- [Exercise task]:
Go through the lines below and copy each one that holds the string "thin".

Stored dataset items:

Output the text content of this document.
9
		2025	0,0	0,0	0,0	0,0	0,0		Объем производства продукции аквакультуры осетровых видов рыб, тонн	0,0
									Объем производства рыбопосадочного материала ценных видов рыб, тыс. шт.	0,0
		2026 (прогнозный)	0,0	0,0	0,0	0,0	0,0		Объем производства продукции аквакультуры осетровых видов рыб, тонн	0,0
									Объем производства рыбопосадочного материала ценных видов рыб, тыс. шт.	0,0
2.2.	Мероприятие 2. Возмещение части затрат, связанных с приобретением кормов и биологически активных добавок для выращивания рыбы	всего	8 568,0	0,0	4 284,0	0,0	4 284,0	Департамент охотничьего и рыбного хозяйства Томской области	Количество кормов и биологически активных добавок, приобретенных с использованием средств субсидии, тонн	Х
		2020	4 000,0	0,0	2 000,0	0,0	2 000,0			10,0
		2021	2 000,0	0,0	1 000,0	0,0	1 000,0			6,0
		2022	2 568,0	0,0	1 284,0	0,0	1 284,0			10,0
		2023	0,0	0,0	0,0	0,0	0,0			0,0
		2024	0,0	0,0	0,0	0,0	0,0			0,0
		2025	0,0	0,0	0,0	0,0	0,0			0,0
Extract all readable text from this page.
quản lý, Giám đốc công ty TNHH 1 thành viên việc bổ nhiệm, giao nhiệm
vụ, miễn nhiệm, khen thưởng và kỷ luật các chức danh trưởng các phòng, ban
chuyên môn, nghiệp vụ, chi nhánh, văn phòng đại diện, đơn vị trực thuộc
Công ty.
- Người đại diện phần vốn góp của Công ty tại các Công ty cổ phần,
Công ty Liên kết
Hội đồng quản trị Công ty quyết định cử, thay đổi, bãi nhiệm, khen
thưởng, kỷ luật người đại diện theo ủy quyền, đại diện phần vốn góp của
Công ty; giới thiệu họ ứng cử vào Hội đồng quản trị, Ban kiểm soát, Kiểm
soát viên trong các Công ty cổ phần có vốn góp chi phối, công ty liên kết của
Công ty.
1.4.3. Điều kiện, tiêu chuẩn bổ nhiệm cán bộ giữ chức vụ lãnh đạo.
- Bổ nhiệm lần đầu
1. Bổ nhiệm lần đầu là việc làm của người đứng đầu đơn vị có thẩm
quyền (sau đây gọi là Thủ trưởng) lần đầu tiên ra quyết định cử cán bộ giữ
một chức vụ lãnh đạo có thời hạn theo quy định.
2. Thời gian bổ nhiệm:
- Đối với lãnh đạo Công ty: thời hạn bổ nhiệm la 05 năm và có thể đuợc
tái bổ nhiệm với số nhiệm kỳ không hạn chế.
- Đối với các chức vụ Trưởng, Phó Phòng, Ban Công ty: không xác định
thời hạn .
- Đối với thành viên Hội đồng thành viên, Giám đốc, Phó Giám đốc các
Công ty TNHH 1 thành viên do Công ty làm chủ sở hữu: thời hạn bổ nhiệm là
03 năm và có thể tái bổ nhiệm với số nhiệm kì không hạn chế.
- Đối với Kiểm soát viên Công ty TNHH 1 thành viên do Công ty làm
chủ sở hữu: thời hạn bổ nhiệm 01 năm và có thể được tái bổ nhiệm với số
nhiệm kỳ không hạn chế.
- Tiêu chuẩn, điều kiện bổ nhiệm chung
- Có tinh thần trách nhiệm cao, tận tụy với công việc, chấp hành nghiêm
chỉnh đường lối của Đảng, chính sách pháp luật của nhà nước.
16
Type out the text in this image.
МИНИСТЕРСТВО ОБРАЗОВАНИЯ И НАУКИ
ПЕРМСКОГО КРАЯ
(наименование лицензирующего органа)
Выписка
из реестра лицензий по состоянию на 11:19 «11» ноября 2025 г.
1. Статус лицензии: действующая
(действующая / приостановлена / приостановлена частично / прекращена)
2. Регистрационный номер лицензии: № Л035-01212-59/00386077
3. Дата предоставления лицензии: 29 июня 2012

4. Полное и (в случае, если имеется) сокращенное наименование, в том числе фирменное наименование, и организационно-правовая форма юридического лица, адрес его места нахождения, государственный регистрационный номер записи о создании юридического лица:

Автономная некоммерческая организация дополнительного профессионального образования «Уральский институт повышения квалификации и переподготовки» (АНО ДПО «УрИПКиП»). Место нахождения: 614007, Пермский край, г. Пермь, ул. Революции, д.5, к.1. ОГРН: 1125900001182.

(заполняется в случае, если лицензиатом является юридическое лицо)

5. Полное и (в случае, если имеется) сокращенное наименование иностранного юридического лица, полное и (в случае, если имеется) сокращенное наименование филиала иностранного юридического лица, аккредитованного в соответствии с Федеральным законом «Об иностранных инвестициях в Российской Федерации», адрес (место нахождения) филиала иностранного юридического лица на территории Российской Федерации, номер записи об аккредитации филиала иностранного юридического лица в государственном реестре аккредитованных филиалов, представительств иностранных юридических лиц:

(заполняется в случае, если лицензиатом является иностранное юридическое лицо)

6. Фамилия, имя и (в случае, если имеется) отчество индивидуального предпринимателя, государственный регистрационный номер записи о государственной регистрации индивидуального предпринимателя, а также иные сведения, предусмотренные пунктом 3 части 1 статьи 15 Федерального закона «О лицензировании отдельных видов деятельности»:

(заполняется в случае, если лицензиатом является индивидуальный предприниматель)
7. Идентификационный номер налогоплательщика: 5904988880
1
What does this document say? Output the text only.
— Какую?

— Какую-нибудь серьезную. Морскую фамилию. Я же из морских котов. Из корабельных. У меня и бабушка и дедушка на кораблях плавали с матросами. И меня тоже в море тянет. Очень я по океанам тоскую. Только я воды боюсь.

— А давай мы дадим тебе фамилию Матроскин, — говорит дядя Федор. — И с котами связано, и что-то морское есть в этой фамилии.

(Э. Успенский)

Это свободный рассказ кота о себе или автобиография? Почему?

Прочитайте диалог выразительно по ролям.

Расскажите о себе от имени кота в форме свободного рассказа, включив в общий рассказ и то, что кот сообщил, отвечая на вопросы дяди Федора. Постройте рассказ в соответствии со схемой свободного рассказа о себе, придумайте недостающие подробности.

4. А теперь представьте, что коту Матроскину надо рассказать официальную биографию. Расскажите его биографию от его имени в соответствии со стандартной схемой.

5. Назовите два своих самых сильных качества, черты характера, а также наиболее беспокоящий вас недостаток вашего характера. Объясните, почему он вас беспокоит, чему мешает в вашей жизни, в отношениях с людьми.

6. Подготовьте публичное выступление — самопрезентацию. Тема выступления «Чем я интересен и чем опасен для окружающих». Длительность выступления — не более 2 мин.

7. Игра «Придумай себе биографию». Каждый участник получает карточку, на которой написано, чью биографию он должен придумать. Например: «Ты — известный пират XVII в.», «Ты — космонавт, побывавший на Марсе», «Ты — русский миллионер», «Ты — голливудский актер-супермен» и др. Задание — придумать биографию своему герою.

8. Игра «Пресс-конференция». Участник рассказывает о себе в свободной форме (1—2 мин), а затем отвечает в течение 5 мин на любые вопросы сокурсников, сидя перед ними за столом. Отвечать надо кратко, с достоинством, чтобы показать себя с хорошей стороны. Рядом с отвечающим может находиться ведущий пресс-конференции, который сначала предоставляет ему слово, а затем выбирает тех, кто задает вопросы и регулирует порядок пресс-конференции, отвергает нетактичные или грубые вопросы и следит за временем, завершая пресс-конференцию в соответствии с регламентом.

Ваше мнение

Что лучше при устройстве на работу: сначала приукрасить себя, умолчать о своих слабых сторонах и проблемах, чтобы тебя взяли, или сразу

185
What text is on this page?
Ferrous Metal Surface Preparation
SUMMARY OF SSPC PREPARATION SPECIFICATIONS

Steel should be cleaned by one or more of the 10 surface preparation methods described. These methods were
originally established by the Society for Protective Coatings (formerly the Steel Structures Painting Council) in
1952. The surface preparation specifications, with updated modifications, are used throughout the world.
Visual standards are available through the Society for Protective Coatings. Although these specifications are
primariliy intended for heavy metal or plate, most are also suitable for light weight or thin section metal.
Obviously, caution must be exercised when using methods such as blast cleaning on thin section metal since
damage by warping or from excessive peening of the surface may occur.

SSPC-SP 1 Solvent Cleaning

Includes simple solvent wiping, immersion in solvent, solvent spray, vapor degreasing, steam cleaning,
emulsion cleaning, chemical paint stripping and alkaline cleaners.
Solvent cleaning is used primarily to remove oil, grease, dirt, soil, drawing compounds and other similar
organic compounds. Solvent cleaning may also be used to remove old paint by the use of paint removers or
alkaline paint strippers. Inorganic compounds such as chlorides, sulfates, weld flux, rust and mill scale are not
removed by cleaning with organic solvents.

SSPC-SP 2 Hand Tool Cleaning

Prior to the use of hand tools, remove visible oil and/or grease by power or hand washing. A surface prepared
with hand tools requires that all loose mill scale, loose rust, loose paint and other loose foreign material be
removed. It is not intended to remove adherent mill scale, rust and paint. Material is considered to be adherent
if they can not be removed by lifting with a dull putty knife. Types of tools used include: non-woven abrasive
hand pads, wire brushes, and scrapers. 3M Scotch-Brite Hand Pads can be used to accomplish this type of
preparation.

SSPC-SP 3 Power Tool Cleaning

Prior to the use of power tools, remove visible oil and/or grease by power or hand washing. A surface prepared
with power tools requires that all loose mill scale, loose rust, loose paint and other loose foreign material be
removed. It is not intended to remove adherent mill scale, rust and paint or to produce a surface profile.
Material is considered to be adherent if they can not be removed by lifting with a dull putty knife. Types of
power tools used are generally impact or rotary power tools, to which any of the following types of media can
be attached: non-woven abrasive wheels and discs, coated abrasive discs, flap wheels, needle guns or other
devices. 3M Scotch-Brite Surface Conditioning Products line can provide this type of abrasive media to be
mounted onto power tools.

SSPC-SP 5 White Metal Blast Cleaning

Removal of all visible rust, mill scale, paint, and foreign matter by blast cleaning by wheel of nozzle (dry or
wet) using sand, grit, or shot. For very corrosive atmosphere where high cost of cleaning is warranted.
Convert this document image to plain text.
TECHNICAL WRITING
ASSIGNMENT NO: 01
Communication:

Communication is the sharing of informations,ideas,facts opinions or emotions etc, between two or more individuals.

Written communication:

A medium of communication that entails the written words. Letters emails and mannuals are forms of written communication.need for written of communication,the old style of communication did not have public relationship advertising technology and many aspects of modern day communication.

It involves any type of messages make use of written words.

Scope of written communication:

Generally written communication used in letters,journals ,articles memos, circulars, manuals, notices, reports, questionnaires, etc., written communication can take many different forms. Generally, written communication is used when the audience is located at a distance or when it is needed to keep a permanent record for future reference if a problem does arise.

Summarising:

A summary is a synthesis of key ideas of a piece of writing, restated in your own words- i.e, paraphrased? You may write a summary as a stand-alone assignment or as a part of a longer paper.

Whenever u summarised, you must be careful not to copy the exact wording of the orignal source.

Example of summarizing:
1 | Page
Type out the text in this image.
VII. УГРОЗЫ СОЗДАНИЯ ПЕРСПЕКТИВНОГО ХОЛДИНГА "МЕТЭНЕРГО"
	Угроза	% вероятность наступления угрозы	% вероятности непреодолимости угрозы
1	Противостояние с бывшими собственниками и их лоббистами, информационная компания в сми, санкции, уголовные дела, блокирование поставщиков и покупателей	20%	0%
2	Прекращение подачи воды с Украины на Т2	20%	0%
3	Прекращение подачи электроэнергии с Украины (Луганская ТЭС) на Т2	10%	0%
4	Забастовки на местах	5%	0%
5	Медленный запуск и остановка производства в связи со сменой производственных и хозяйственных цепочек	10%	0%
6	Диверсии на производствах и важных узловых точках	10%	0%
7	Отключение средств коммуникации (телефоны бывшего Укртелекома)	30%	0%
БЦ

- [Correct response]:
primariliy intended for heavy metal or plate, most are also suitable for light weight or thin section metal.
Obviously, caution must be exercised when using methods such as blast cleaning on thin section metal since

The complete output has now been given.